▶ [Given exercise]: Report every line in the listing below where the string "első" shows up.

▶ [Record extracts]:

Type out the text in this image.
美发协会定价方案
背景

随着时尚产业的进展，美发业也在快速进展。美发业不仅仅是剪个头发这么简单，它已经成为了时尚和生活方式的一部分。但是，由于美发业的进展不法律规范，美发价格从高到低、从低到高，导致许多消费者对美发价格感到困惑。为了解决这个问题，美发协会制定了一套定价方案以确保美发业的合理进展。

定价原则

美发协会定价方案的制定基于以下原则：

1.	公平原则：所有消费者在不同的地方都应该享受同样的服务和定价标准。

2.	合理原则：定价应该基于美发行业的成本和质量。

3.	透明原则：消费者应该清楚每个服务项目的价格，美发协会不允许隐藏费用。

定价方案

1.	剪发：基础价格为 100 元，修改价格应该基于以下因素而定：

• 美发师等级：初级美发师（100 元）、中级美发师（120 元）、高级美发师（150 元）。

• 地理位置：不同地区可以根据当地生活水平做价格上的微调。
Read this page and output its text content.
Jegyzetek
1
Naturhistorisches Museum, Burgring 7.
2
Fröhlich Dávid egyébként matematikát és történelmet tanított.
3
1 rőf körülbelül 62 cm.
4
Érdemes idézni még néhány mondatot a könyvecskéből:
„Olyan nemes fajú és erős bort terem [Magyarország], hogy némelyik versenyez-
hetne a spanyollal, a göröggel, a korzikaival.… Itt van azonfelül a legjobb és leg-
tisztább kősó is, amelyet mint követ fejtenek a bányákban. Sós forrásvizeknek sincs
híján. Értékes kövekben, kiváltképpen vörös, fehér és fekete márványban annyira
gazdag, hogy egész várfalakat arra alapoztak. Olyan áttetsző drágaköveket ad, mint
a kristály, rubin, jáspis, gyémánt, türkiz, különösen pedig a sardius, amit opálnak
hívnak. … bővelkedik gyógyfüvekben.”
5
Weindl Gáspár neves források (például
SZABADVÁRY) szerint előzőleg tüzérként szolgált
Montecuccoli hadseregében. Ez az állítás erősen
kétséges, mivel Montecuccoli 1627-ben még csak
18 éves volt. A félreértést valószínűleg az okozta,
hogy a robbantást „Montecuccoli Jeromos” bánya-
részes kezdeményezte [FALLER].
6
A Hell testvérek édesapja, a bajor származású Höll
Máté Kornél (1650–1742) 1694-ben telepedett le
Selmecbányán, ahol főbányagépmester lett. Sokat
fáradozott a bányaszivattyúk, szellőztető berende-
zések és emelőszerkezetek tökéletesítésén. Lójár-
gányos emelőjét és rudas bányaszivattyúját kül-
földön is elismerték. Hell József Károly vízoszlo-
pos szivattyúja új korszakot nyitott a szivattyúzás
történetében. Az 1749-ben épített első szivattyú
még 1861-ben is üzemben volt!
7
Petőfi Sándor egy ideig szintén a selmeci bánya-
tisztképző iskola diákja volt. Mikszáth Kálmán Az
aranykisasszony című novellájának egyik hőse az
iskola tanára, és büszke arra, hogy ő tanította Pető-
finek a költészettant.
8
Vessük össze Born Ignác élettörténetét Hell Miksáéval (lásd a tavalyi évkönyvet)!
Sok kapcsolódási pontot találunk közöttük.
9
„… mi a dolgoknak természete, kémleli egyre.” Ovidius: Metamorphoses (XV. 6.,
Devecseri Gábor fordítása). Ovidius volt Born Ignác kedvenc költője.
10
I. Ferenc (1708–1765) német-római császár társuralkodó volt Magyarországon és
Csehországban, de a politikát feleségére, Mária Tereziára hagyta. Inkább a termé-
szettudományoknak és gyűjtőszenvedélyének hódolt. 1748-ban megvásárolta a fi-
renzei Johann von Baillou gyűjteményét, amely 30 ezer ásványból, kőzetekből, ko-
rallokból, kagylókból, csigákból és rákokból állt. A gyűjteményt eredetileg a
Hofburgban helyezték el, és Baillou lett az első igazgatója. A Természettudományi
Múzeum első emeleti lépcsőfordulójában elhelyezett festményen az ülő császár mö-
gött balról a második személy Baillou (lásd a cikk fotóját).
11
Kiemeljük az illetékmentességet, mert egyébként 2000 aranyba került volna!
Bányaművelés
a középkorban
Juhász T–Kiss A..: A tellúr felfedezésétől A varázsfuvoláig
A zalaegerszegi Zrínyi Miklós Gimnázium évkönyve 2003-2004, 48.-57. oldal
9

▶ [The output]:
történetében. Az 1749-ben épített első szivattyú
Hofburgban helyezték el, és Baillou lett az első igazgatója. A Természettudományi
Múzeum első emeleti lépcsőfordulójában elhelyezett festményen az ülő császár mö-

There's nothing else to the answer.